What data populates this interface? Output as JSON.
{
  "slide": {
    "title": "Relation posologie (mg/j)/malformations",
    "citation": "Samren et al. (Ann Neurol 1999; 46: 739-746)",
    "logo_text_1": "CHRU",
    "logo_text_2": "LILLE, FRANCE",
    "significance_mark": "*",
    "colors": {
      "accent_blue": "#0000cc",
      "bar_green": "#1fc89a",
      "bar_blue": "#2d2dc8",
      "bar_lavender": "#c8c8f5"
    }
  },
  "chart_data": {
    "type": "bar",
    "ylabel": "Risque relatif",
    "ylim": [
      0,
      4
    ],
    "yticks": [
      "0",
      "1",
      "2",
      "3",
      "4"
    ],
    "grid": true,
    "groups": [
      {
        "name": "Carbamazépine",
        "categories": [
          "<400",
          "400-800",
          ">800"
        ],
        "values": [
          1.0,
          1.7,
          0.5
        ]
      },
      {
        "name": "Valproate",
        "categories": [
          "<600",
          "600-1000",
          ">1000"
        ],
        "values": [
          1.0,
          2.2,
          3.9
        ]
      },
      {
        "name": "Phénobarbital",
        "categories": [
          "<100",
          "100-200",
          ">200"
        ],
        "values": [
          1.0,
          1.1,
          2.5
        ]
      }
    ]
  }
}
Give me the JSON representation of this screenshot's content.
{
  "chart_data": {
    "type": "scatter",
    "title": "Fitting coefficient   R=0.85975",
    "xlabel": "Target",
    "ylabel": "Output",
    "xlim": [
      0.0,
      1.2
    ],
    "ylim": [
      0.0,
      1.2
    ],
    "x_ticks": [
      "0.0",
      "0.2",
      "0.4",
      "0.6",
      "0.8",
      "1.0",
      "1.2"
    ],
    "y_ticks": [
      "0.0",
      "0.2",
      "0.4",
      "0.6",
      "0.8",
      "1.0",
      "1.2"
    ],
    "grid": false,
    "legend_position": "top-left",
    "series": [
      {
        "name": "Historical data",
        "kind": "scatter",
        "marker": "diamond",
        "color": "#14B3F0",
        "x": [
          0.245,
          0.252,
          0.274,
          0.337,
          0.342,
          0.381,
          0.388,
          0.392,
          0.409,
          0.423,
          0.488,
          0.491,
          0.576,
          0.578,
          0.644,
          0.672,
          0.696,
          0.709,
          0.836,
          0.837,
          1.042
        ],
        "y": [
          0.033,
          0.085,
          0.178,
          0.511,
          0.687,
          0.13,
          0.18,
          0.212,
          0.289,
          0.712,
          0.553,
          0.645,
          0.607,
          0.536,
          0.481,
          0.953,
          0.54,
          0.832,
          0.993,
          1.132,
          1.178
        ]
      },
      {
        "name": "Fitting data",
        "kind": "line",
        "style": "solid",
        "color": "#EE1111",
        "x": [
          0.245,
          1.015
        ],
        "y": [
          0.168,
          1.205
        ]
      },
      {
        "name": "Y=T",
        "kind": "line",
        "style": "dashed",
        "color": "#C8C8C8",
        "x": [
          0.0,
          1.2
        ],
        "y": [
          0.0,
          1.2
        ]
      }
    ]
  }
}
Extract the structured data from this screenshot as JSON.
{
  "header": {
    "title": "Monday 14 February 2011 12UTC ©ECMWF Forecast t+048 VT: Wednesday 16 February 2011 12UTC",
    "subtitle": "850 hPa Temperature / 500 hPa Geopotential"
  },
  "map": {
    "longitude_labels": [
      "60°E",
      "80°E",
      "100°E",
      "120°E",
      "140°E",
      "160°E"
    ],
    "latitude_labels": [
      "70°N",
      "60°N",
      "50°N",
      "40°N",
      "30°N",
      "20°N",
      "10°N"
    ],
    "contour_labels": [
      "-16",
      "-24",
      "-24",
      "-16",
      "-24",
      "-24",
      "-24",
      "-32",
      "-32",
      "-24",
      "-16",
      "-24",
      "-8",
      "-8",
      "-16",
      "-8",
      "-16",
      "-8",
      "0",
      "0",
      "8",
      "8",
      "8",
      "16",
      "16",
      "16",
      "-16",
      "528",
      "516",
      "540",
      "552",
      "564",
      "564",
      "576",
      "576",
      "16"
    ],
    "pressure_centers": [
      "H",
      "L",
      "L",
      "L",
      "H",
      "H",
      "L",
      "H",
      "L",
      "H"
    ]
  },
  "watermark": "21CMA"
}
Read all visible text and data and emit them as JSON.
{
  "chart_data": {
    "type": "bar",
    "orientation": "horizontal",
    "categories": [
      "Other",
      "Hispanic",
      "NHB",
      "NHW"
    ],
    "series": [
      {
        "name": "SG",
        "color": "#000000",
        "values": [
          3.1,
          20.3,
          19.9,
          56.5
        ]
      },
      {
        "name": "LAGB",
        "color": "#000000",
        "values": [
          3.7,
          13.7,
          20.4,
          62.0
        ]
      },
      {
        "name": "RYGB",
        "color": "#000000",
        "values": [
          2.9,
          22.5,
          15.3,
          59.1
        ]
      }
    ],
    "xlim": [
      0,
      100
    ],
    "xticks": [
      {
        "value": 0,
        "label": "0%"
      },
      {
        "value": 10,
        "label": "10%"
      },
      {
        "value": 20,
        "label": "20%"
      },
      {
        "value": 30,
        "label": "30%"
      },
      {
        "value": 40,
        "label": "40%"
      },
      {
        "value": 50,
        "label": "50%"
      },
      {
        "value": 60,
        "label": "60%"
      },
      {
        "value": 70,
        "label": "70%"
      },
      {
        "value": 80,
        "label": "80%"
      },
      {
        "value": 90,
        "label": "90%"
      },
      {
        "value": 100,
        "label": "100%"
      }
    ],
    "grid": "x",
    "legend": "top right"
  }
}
◇ ◇ ◇ ◇ ◇
Extract the complete set of records unchanged.

What data populates this interface? Output as JSON.
{
  "slide": {
    "title": "Relation posologie (mg/j)/malformations",
    "citation": "Samren et al. (Ann Neurol 1999; 46: 739-746)",
    "logo_text_1": "CHRU",
    "logo_text_2": "LILLE, FRANCE",
    "significance_mark": "*",
    "colors": {
      "accent_blue": "#0000cc",
      "bar_green": "#1fc89a",
      "bar_blue": "#2d2dc8",
      "bar_lavender": "#c8c8f5"
    }
  },
  "chart_data": {
    "type": "bar",
    "ylabel": "Risque relatif",
    "ylim": [
      0,
      4
    ],
    "yticks": [
      "0",
      "1",
      "2",
      "3",
      "4"
    ],
    "grid": true,
    "groups": [
      {
        "name": "Carbamazépine",
        "categories": [
          "<400",
          "400-800",
          ">800"
        ],
        "values": [
          1.0,
          1.7,
          0.5
        ]
      },
      {
        "name": "Valproate",
        "categories": [
          "<600",
          "600-1000",
          ">1000"
        ],
        "values": [
          1.0,
          2.2,
          3.9
        ]
      },
      {
        "name": "Phénobarbital",
        "categories": [
          "<100",
          "100-200",
          ">200"
        ],
        "values": [
          1.0,
          1.1,
          2.5
        ]
      }
    ]
  }
}
Give me the JSON representation of this screenshot's content.
{
  "chart_data": {
    "type": "scatter",
    "title": "Fitting coefficient   R=0.85975",
    "xlabel": "Target",
    "ylabel": "Output",
    "xlim": [
      0.0,
      1.2
    ],
    "ylim": [
      0.0,
      1.2
    ],
    "x_ticks": [
      "0.0",
      "0.2",
      "0.4",
      "0.6",
      "0.8",
      "1.0",
      "1.2"
    ],
    "y_ticks": [
      "0.0",
      "0.2",
      "0.4",
      "0.6",
      "0.8",
      "1.0",
      "1.2"
    ],
    "grid": false,
    "legend_position": "top-left",
    "series": [
      {
        "name": "Historical data",
        "kind": "scatter",
        "marker": "diamond",
        "color": "#14B3F0",
        "x": [
          0.245,
          0.252,
          0.274,
          0.337,
          0.342,
          0.381,
          0.388,
          0.392,
          0.409,
          0.423,
          0.488,
          0.491,
          0.576,
          0.578,
          0.644,
          0.672,
          0.696,
          0.709,
          0.836,
          0.837,
          1.042
        ],
        "y": [
          0.033,
          0.085,
          0.178,
          0.511,
          0.687,
          0.13,
          0.18,
          0.212,
          0.289,
          0.712,
          0.553,
          0.645,
          0.607,
          0.536,
          0.481,
          0.953,
          0.54,
          0.832,
          0.993,
          1.132,
          1.178
        ]
      },
      {
        "name": "Fitting data",
        "kind": "line",
        "style": "solid",
        "color": "#EE1111",
        "x": [
          0.245,
          1.015
        ],
        "y": [
          0.168,
          1.205
        ]
      },
      {
        "name": "Y=T",
        "kind": "line",
        "style": "dashed",
        "color": "#C8C8C8",
        "x": [
          0.0,
          1.2
        ],
        "y": [
          0.0,
          1.2
        ]
      }
    ]
  }
}
Extract the structured data from this screenshot as JSON.
{
  "header": {
    "title": "Monday 14 February 2011 12UTC ©ECMWF Forecast t+048 VT: Wednesday 16 February 2011 12UTC",
    "subtitle": "850 hPa Temperature / 500 hPa Geopotential"
  },
  "map": {
    "longitude_labels": [
      "60°E",
      "80°E",
      "100°E",
      "120°E",
      "140°E",
      "160°E"
    ],
    "latitude_labels": [
      "70°N",
      "60°N",
      "50°N",
      "40°N",
      "30°N",
      "20°N",
      "10°N"
    ],
    "contour_labels": [
      "-16",
      "-24",
      "-24",
      "-16",
      "-24",
      "-24",
      "-24",
      "-32",
      "-32",
      "-24",
      "-16",
      "-24",
      "-8",
      "-8",
      "-16",
      "-8",
      "-16",
      "-8",
      "0",
      "0",
      "8",
      "8",
      "8",
      "16",
      "16",
      "16",
      "-16",
      "528",
      "516",
      "540",
      "552",
      "564",
      "564",
      "576",
      "576",
      "16"
    ],
    "pressure_centers": [
      "H",
      "L",
      "L",
      "L",
      "H",
      "H",
      "L",
      "H",
      "L",
      "H"
    ]
  },
  "watermark": "21CMA"
}
Read all visible text and data and emit them as JSON.
{
  "chart_data": {
    "type": "bar",
    "orientation": "horizontal",
    "categories": [
      "Other",
      "Hispanic",
      "NHB",
      "NHW"
    ],
    "series": [
      {
        "name": "SG",
        "color": "#000000",
        "values": [
          3.1,
          20.3,
          19.9,
          56.5
        ]
      },
      {
        "name": "LAGB",
        "color": "#000000",
        "values": [
          3.7,
          13.7,
          20.4,
          62.0
        ]
      },
      {
        "name": "RYGB",
        "color": "#000000",
        "values": [
          2.9,
          22.5,
          15.3,
          59.1
        ]
      }
    ],
    "xlim": [
      0,
      100
    ],
    "xticks": [
      {
        "value": 0,
        "label": "0%"
      },
      {
        "value": 10,
        "label": "10%"
      },
      {
        "value": 20,
        "label": "20%"
      },
      {
        "value": 30,
        "label": "30%"
      },
      {
        "value": 40,
        "label": "40%"
      },
      {
        "value": 50,
        "label": "50%"
      },
      {
        "value": 60,
        "label": "60%"
      },
      {
        "value": 70,
        "label": "70%"
      },
      {
        "value": 80,
        "label": "80%"
      },
      {
        "value": 90,
        "label": "90%"
      },
      {
        "value": 100,
        "label": "100%"
      }
    ],
    "grid": "x",
    "legend": "top right"
  }
}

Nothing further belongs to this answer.